=== The problem ===
An exact copy of every entry is required, without the pictures.

═══ Input material ═══

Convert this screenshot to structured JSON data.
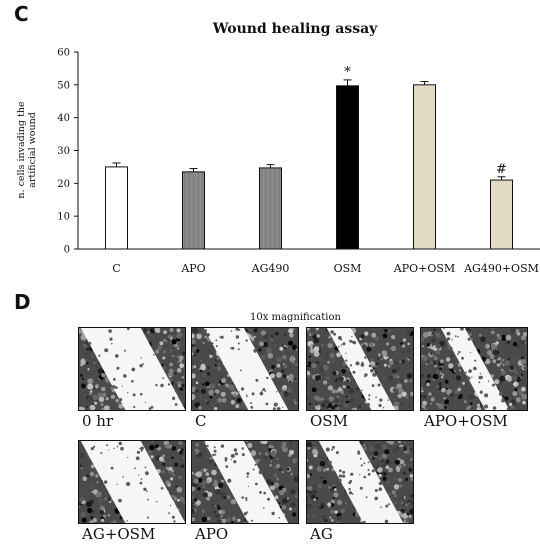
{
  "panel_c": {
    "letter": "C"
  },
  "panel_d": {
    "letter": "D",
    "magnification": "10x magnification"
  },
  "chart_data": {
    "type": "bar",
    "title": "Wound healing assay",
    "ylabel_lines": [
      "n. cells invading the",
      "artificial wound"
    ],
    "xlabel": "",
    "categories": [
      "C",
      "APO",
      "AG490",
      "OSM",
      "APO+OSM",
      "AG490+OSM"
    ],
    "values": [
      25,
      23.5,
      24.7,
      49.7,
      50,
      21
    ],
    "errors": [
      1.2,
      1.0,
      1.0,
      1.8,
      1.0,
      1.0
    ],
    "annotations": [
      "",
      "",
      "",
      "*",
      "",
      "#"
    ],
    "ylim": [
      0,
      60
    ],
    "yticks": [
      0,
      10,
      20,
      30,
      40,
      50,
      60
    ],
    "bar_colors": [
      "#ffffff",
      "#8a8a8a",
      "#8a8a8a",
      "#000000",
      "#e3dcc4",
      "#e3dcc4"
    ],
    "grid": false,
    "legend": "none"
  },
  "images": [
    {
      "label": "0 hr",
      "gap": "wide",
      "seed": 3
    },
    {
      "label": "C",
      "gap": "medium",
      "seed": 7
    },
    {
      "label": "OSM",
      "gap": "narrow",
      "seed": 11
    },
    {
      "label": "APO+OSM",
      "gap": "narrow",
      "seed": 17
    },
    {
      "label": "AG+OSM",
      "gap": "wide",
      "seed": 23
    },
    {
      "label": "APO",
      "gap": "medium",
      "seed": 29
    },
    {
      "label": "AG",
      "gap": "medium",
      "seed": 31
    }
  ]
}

═══

=== Solution for this exercise ===
Convert this screenshot to structured JSON data.
{
  "panel_c": {
    "letter": "C"
  },
  "panel_d": {
    "letter": "D",
    "magnification": "10x magnification"
  },
  "chart_data": {
    "type": "bar",
    "title": "Wound healing assay",
    "ylabel_lines": [
      "n. cells invading the",
      "artificial wound"
    ],
    "xlabel": "",
    "categories": [
      "C",
      "APO",
      "AG490",
      "OSM",
      "APO+OSM",
      "AG490+OSM"
    ],
    "values": [
      25,
      23.5,
      24.7,
      49.7,
      50,
      21
    ],
    "errors": [
      1.2,
      1.0,
      1.0,
      1.8,
      1.0,
      1.0
    ],
    "annotations": [
      "",
      "",
      "",
      "*",
      "",
      "#"
    ],
    "ylim": [
      0,
      60
    ],
    "yticks": [
      0,
      10,
      20,
      30,
      40,
      50,
      60
    ],
    "bar_colors": [
      "#ffffff",
      "#8a8a8a",
      "#8a8a8a",
      "#000000",
      "#e3dcc4",
      "#e3dcc4"
    ],
    "grid": false,
    "legend": "none"
  },
  "images": [
    {
      "label": "0 hr",
      "gap": "wide",
      "seed": 3
    },
    {
      "label": "C",
      "gap": "medium",
      "seed": 7
    },
    {
      "label": "OSM",
      "gap": "narrow",
      "seed": 11
    },
    {
      "label": "APO+OSM",
      "gap": "narrow",
      "seed": 17
    },
    {
      "label": "AG+OSM",
      "gap": "wide",
      "seed": 23
    },
    {
      "label": "APO",
      "gap": "medium",
      "seed": 29
    },
    {
      "label": "AG",
      "gap": "medium",
      "seed": 31
    }
  ]
}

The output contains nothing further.